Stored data
============

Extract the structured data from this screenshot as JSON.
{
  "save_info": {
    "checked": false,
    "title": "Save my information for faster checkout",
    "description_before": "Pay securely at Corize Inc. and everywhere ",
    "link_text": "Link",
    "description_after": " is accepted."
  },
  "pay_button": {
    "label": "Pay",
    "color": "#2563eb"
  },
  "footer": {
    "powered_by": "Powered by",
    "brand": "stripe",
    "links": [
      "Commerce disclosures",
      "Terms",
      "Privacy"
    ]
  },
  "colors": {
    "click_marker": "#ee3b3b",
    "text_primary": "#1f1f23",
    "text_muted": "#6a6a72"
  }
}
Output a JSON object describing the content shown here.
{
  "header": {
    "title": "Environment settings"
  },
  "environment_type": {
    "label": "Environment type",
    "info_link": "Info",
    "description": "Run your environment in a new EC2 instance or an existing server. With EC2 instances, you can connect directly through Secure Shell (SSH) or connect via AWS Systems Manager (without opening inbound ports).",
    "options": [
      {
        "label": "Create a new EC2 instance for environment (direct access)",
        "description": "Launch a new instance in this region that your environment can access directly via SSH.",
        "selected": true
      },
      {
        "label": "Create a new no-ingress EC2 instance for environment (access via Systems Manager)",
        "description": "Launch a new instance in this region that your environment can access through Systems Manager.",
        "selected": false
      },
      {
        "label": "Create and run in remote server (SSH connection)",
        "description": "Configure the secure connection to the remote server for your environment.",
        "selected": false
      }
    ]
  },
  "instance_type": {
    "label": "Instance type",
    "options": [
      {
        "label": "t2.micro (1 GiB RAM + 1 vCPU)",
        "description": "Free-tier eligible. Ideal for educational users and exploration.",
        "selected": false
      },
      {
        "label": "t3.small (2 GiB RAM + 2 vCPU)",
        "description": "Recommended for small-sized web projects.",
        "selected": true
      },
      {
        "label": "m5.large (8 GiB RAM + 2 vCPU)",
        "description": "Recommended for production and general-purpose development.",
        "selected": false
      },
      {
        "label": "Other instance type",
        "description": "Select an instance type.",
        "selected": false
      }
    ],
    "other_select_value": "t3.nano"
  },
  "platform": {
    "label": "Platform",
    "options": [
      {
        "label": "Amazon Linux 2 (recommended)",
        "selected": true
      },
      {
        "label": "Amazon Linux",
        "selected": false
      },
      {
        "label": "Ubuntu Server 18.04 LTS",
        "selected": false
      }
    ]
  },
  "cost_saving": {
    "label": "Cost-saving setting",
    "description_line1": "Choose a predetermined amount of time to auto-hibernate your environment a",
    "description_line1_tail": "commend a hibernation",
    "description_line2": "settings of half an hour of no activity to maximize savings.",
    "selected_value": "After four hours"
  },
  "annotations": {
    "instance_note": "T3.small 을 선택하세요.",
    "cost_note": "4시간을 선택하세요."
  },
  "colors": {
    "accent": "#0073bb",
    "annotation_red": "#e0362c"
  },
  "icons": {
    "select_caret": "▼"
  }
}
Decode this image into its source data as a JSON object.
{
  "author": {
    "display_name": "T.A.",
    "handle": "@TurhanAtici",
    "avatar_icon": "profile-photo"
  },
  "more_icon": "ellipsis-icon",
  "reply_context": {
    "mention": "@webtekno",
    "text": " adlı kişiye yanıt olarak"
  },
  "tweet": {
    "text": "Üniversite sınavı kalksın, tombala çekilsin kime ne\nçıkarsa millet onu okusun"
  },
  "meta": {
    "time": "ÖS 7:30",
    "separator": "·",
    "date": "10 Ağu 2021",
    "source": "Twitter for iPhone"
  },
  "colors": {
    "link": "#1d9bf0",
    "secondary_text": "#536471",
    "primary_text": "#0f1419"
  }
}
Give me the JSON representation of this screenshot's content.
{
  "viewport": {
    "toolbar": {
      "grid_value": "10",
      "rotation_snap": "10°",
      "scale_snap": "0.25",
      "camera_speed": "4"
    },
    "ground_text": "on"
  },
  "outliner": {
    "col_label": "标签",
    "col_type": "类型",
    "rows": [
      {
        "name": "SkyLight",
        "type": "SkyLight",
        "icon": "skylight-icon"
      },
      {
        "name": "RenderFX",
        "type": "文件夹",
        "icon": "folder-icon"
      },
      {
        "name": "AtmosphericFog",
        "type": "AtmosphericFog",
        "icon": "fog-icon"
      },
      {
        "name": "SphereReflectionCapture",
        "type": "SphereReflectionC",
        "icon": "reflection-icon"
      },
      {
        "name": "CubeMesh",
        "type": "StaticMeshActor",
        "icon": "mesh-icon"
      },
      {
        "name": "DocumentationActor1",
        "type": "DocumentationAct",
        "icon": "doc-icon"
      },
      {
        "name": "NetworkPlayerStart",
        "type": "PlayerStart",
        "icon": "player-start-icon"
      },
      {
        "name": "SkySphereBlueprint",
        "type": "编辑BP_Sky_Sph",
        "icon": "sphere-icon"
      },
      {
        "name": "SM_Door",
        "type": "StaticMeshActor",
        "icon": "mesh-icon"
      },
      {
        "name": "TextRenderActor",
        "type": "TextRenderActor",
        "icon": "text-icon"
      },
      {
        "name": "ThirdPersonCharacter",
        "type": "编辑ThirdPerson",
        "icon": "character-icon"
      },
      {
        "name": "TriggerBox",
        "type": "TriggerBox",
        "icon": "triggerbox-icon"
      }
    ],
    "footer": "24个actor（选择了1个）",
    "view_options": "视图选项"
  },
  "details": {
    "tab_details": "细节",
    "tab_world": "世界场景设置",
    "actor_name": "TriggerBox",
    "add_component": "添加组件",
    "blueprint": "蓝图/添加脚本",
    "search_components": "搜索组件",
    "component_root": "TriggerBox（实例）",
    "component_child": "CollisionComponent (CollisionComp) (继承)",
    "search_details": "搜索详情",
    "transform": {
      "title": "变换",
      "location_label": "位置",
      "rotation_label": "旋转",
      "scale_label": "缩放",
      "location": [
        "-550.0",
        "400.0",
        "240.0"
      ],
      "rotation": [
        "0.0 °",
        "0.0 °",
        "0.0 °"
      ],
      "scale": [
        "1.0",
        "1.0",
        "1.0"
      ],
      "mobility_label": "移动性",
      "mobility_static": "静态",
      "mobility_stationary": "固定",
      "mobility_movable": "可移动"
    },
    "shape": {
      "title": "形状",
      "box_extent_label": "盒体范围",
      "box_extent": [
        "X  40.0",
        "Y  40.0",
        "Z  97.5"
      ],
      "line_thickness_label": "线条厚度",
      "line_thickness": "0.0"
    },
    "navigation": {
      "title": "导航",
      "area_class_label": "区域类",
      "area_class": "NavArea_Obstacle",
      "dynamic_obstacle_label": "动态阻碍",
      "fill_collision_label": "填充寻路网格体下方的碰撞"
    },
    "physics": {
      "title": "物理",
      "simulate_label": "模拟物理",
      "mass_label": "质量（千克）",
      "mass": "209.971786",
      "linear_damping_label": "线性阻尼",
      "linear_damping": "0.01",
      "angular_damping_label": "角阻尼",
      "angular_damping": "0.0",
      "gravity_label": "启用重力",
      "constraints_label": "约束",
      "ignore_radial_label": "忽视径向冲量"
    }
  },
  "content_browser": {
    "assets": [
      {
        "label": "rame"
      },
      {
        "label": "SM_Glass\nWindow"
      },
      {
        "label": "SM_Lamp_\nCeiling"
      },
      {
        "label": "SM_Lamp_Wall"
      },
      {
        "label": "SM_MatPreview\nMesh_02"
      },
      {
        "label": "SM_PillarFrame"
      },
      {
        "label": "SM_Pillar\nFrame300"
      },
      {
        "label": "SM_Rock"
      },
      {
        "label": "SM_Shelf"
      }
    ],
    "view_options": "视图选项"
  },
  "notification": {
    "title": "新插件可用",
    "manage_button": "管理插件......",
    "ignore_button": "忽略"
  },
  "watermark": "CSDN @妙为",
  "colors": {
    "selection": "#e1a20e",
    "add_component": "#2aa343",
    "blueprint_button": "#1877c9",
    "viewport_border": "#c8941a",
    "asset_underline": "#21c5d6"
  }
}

============

## WHAT TO PRODUCE:
Find the number of lines in which the word "선택하세요" occurs, and write nothing but that number.

## SOLVED EXERCISE:
2